Material for the task:
▽

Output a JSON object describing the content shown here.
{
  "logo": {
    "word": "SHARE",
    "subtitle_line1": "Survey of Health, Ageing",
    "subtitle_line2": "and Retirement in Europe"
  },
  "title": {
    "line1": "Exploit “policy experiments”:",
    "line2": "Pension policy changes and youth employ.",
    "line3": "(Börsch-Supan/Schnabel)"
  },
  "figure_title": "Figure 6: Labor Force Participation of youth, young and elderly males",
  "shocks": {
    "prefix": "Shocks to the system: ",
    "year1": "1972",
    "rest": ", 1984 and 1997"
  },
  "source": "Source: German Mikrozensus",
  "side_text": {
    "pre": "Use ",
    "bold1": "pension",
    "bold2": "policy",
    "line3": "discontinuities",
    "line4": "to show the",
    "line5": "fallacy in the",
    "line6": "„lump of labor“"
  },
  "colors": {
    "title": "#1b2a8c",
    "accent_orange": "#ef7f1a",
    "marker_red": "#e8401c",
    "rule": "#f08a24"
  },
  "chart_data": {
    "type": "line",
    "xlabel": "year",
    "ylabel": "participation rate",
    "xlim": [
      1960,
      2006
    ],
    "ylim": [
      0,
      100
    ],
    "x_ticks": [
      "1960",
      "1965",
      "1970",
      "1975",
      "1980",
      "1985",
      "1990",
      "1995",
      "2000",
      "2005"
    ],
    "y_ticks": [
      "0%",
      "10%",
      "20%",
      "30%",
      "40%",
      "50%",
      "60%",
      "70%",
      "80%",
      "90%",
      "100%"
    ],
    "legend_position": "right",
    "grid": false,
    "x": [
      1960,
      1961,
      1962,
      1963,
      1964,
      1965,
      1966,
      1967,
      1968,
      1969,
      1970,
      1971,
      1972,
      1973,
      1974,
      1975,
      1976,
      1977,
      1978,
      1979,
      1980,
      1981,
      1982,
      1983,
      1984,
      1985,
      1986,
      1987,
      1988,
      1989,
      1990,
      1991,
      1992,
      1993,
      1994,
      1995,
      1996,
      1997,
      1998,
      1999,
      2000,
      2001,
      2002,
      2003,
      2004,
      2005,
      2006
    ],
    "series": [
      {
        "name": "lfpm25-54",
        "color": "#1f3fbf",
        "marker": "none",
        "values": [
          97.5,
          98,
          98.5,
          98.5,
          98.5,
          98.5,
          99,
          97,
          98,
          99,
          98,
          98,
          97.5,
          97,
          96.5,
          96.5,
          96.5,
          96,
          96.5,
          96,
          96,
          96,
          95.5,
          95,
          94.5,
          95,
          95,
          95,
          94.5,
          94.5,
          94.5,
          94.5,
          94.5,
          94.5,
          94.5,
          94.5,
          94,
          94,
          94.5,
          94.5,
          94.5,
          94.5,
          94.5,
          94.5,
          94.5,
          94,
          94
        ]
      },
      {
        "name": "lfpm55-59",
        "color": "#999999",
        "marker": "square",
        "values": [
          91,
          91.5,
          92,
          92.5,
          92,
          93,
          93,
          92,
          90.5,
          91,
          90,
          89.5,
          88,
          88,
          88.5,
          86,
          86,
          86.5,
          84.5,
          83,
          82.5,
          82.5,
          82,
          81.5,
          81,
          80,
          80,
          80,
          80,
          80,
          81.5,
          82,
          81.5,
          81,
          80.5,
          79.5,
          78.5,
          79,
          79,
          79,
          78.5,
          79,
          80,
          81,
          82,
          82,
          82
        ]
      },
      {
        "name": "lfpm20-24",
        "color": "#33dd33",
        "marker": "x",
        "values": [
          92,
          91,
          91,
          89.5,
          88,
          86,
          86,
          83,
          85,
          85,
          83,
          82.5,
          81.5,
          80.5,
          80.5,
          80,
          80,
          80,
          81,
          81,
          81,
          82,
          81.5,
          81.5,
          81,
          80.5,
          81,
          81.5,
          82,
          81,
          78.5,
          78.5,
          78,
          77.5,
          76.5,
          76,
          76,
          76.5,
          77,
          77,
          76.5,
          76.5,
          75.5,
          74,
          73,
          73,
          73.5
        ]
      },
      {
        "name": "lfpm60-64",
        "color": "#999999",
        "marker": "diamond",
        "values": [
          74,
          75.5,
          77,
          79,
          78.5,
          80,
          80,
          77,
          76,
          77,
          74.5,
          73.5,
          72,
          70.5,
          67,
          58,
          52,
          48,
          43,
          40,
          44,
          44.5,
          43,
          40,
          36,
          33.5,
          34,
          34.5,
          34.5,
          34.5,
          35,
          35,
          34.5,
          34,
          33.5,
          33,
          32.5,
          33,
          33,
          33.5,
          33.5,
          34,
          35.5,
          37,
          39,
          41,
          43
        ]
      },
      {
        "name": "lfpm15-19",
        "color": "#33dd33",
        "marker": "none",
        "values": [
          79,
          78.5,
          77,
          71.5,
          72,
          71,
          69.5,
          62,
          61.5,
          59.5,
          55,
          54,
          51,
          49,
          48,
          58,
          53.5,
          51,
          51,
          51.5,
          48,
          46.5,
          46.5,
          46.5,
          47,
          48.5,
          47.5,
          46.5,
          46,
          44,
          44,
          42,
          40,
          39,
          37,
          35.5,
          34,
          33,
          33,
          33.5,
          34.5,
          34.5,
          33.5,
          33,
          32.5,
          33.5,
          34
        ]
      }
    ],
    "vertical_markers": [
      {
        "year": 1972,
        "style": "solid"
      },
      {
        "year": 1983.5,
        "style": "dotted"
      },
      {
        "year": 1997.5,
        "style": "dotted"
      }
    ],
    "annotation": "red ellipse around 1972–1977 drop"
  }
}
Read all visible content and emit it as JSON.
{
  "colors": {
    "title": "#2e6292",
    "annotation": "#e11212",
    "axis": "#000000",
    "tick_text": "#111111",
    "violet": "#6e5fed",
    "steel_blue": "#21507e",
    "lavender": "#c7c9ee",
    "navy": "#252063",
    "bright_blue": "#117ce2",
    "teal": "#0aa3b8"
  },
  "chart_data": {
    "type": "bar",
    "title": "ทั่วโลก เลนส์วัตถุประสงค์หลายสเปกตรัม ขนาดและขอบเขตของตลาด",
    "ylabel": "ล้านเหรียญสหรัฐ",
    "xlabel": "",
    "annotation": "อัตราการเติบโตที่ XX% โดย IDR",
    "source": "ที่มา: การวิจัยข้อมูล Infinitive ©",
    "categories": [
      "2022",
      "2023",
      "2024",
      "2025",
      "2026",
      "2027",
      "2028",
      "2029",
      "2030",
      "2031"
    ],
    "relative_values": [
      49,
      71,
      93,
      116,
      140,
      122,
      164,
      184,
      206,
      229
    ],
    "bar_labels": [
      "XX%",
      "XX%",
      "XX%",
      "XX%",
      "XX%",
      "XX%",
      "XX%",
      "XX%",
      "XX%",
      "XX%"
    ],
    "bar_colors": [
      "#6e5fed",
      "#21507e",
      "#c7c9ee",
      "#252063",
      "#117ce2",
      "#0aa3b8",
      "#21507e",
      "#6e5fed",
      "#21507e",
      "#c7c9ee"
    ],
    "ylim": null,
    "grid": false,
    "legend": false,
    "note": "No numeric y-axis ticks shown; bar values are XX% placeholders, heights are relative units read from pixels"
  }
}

△

What to work on:
Out of the material above, select every line that holds the string "axis".

Response:
    "axis": "#000000",
    "note": "No numeric y-axis ticks shown; bar values are XX% placeholders, heights are relative units read from pixels"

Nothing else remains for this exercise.